Data excerpts
<<<<

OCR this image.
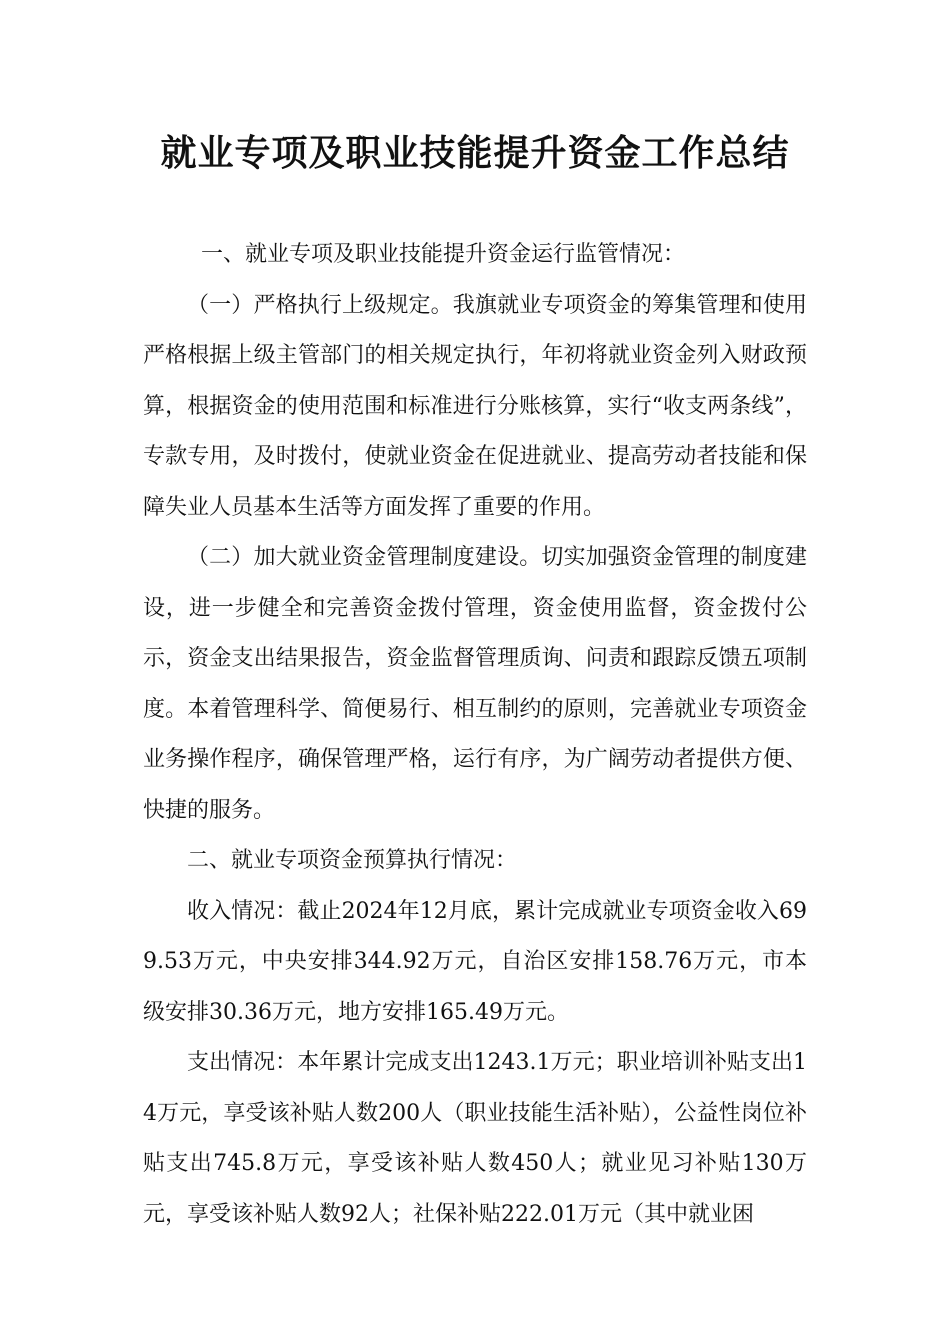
就业专项及职业技能提升资金工作总结

一、就业专项及职业技能提升资金运行监管情况：

（一）严格执行上级规定。我旗就业专项资金的筹集管理和使用严格根据上级主管部门的相关规定执行，年初将就业资金列入财政预算，根据资金的使用范围和标准进行分账核算，实行“收支两条线”，专款专用，及时拨付，使就业资金在促进就业、提高劳动者技能和保障失业人员基本生活等方面发挥了重要的作用。

（二）加大就业资金管理制度建设。切实加强资金管理的制度建设，进一步健全和完善资金拨付管理，资金使用监督，资金拨付公示，资金支出结果报告，资金监督管理质询、问责和跟踪反馈五项制度。本着管理科学、简便易行、相互制约的原则，完善就业专项资金业务操作程序，确保管理严格，运行有序，为广阔劳动者提供方便、快捷的服务。

二、就业专项资金预算执行情况：

收入情况：截止2024年12月底，累计完成就业专项资金收入699.53万元，中央安排344.92万元，自治区安排158.76万元，市本级安排30.36万元，地方安排165.49万元。

支出情况：本年累计完成支出1243.1万元；职业培训补贴支出14万元，享受该补贴人数200人（职业技能生活补贴），公益性岗位补贴支出745.8万元，享受该补贴人数450人；就业见习补贴130万元，享受该补贴人数92人；社保补贴222.01万元（其中就业困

>>>>

> **Stated task**: Take the listing and print it again exactly, but without any pictures.

> **Finished exercise**:
OCR this image.
就业专项及职业技能提升资金工作总结

一、就业专项及职业技能提升资金运行监管情况：

（一）严格执行上级规定。我旗就业专项资金的筹集管理和使用严格根据上级主管部门的相关规定执行，年初将就业资金列入财政预算，根据资金的使用范围和标准进行分账核算，实行“收支两条线”，专款专用，及时拨付，使就业资金在促进就业、提高劳动者技能和保障失业人员基本生活等方面发挥了重要的作用。

（二）加大就业资金管理制度建设。切实加强资金管理的制度建设，进一步健全和完善资金拨付管理，资金使用监督，资金拨付公示，资金支出结果报告，资金监督管理质询、问责和跟踪反馈五项制度。本着管理科学、简便易行、相互制约的原则，完善就业专项资金业务操作程序，确保管理严格，运行有序，为广阔劳动者提供方便、快捷的服务。

二、就业专项资金预算执行情况：

收入情况：截止2024年12月底，累计完成就业专项资金收入699.53万元，中央安排344.92万元，自治区安排158.76万元，市本级安排30.36万元，地方安排165.49万元。

支出情况：本年累计完成支出1243.1万元；职业培训补贴支出14万元，享受该补贴人数200人（职业技能生活补贴），公益性岗位补贴支出745.8万元，享受该补贴人数450人；就业见习补贴130万元，享受该补贴人数92人；社保补贴222.01万元（其中就业困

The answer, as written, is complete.